Stated goal
Copy all of the material below exactly.

** start of Material **

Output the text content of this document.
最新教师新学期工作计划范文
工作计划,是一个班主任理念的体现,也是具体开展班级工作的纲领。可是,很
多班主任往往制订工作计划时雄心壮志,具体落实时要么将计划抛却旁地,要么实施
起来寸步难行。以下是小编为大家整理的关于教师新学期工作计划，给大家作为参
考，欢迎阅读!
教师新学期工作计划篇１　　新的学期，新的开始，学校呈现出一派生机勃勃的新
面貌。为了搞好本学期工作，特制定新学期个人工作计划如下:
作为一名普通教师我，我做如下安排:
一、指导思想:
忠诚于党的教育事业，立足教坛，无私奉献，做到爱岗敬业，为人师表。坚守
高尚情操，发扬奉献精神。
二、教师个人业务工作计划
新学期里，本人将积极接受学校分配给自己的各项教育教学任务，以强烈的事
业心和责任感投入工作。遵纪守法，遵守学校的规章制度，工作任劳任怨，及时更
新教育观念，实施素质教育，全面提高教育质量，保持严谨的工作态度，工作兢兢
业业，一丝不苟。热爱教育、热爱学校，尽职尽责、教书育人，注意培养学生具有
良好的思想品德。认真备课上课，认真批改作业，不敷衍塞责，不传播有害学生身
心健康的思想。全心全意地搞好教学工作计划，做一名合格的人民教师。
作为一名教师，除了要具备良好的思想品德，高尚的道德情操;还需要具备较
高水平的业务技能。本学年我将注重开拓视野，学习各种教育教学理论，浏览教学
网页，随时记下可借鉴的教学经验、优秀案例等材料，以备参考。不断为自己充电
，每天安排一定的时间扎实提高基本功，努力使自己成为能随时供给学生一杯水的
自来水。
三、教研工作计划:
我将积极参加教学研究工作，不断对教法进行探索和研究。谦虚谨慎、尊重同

** end of Material **

Response for this exercise
Output the text content of this document.
最新教师新学期工作计划范文
工作计划,是一个班主任理念的体现,也是具体开展班级工作的纲领。可是,很
多班主任往往制订工作计划时雄心壮志,具体落实时要么将计划抛却旁地,要么实施
起来寸步难行。以下是小编为大家整理的关于教师新学期工作计划，给大家作为参
考，欢迎阅读!
教师新学期工作计划篇１　　新的学期，新的开始，学校呈现出一派生机勃勃的新
面貌。为了搞好本学期工作，特制定新学期个人工作计划如下:
作为一名普通教师我，我做如下安排:
一、指导思想:
忠诚于党的教育事业，立足教坛，无私奉献，做到爱岗敬业，为人师表。坚守
高尚情操，发扬奉献精神。
二、教师个人业务工作计划
新学期里，本人将积极接受学校分配给自己的各项教育教学任务，以强烈的事
业心和责任感投入工作。遵纪守法，遵守学校的规章制度，工作任劳任怨，及时更
新教育观念，实施素质教育，全面提高教育质量，保持严谨的工作态度，工作兢兢
业业，一丝不苟。热爱教育、热爱学校，尽职尽责、教书育人，注意培养学生具有
良好的思想品德。认真备课上课，认真批改作业，不敷衍塞责，不传播有害学生身
心健康的思想。全心全意地搞好教学工作计划，做一名合格的人民教师。
作为一名教师，除了要具备良好的思想品德，高尚的道德情操;还需要具备较
高水平的业务技能。本学年我将注重开拓视野，学习各种教育教学理论，浏览教学
网页，随时记下可借鉴的教学经验、优秀案例等材料，以备参考。不断为自己充电
，每天安排一定的时间扎实提高基本功，努力使自己成为能随时供给学生一杯水的
自来水。
三、教研工作计划:
我将积极参加教学研究工作，不断对教法进行探索和研究。谦虚谨慎、尊重同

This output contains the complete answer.